* Start *
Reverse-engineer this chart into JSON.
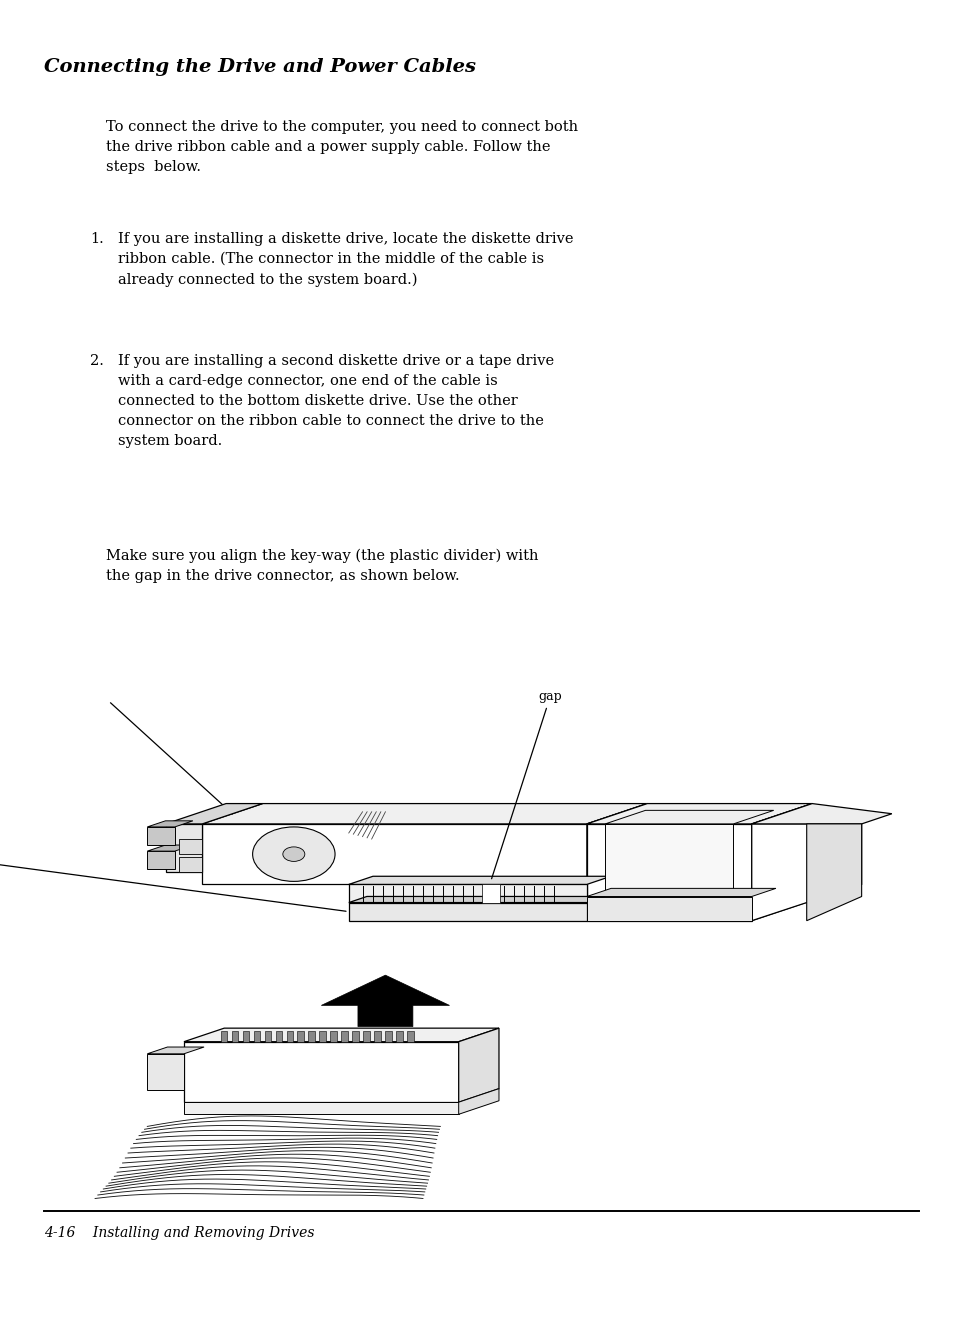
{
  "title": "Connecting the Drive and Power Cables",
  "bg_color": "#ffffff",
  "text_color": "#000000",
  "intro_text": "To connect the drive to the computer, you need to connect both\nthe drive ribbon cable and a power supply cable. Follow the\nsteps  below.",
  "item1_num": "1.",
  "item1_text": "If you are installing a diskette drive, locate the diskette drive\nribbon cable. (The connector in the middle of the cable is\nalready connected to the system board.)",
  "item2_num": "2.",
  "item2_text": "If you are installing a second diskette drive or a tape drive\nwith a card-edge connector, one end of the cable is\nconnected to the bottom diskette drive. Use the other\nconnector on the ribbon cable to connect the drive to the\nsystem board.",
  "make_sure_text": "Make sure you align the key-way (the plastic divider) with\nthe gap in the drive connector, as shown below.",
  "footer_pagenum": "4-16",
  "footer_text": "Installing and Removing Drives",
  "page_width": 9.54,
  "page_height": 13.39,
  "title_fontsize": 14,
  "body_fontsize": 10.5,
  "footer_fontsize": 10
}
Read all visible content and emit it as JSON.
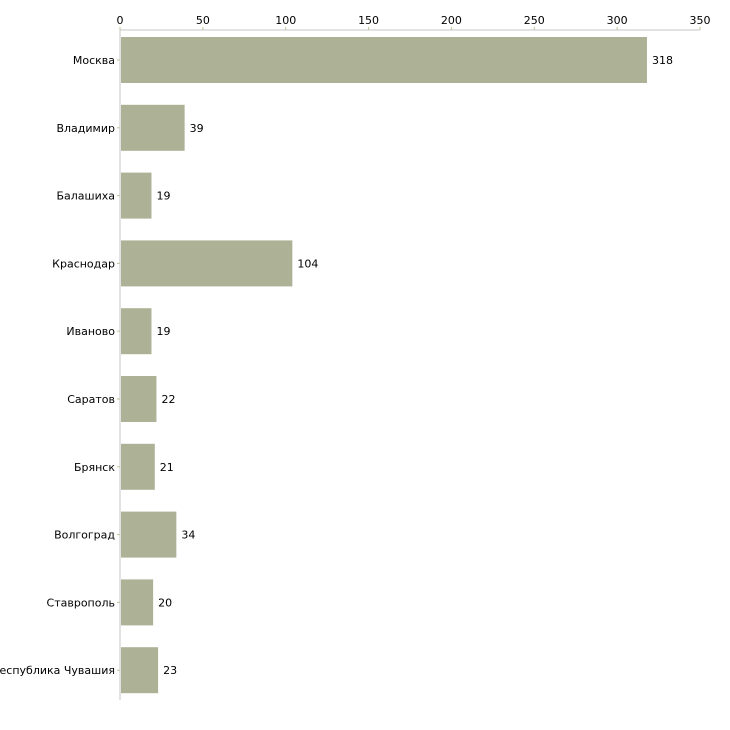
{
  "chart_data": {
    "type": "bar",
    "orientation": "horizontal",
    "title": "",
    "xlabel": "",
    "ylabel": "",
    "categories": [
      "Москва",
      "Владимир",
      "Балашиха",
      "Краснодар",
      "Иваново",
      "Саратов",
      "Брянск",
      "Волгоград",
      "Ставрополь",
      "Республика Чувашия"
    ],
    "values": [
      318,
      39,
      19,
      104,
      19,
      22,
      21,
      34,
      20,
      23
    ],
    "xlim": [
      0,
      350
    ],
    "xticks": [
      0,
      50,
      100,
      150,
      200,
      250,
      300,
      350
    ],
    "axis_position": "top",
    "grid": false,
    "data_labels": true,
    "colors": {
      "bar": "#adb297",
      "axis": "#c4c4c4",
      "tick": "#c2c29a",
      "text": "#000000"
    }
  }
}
* End *
_Written problem_
Repeat the material above verbatim, with no pictures in the output.

_Result below_
Reverse-engineer this chart into JSON.
{
  "title": "Connecting the Drive and Power Cables",
  "bg_color": "#ffffff",
  "text_color": "#000000",
  "intro_text": "To connect the drive to the computer, you need to connect both\nthe drive ribbon cable and a power supply cable. Follow the\nsteps  below.",
  "item1_num": "1.",
  "item1_text": "If you are installing a diskette drive, locate the diskette drive\nribbon cable. (The connector in the middle of the cable is\nalready connected to the system board.)",
  "item2_num": "2.",
  "item2_text": "If you are installing a second diskette drive or a tape drive\nwith a card-edge connector, one end of the cable is\nconnected to the bottom diskette drive. Use the other\nconnector on the ribbon cable to connect the drive to the\nsystem board.",
  "make_sure_text": "Make sure you align the key-way (the plastic divider) with\nthe gap in the drive connector, as shown below.",
  "footer_pagenum": "4-16",
  "footer_text": "Installing and Removing Drives",
  "page_width": 9.54,
  "page_height": 13.39,
  "title_fontsize": 14,
  "body_fontsize": 10.5,
  "footer_fontsize": 10
}
Read all visible content and emit it as JSON.
{
  "chart_data": {
    "type": "bar",
    "orientation": "horizontal",
    "title": "",
    "xlabel": "",
    "ylabel": "",
    "categories": [
      "Москва",
      "Владимир",
      "Балашиха",
      "Краснодар",
      "Иваново",
      "Саратов",
      "Брянск",
      "Волгоград",
      "Ставрополь",
      "Республика Чувашия"
    ],
    "values": [
      318,
      39,
      19,
      104,
      19,
      22,
      21,
      34,
      20,
      23
    ],
    "xlim": [
      0,
      350
    ],
    "xticks": [
      0,
      50,
      100,
      150,
      200,
      250,
      300,
      350
    ],
    "axis_position": "top",
    "grid": false,
    "data_labels": true,
    "colors": {
      "bar": "#adb297",
      "axis": "#c4c4c4",
      "tick": "#c2c29a",
      "text": "#000000"
    }
  }
}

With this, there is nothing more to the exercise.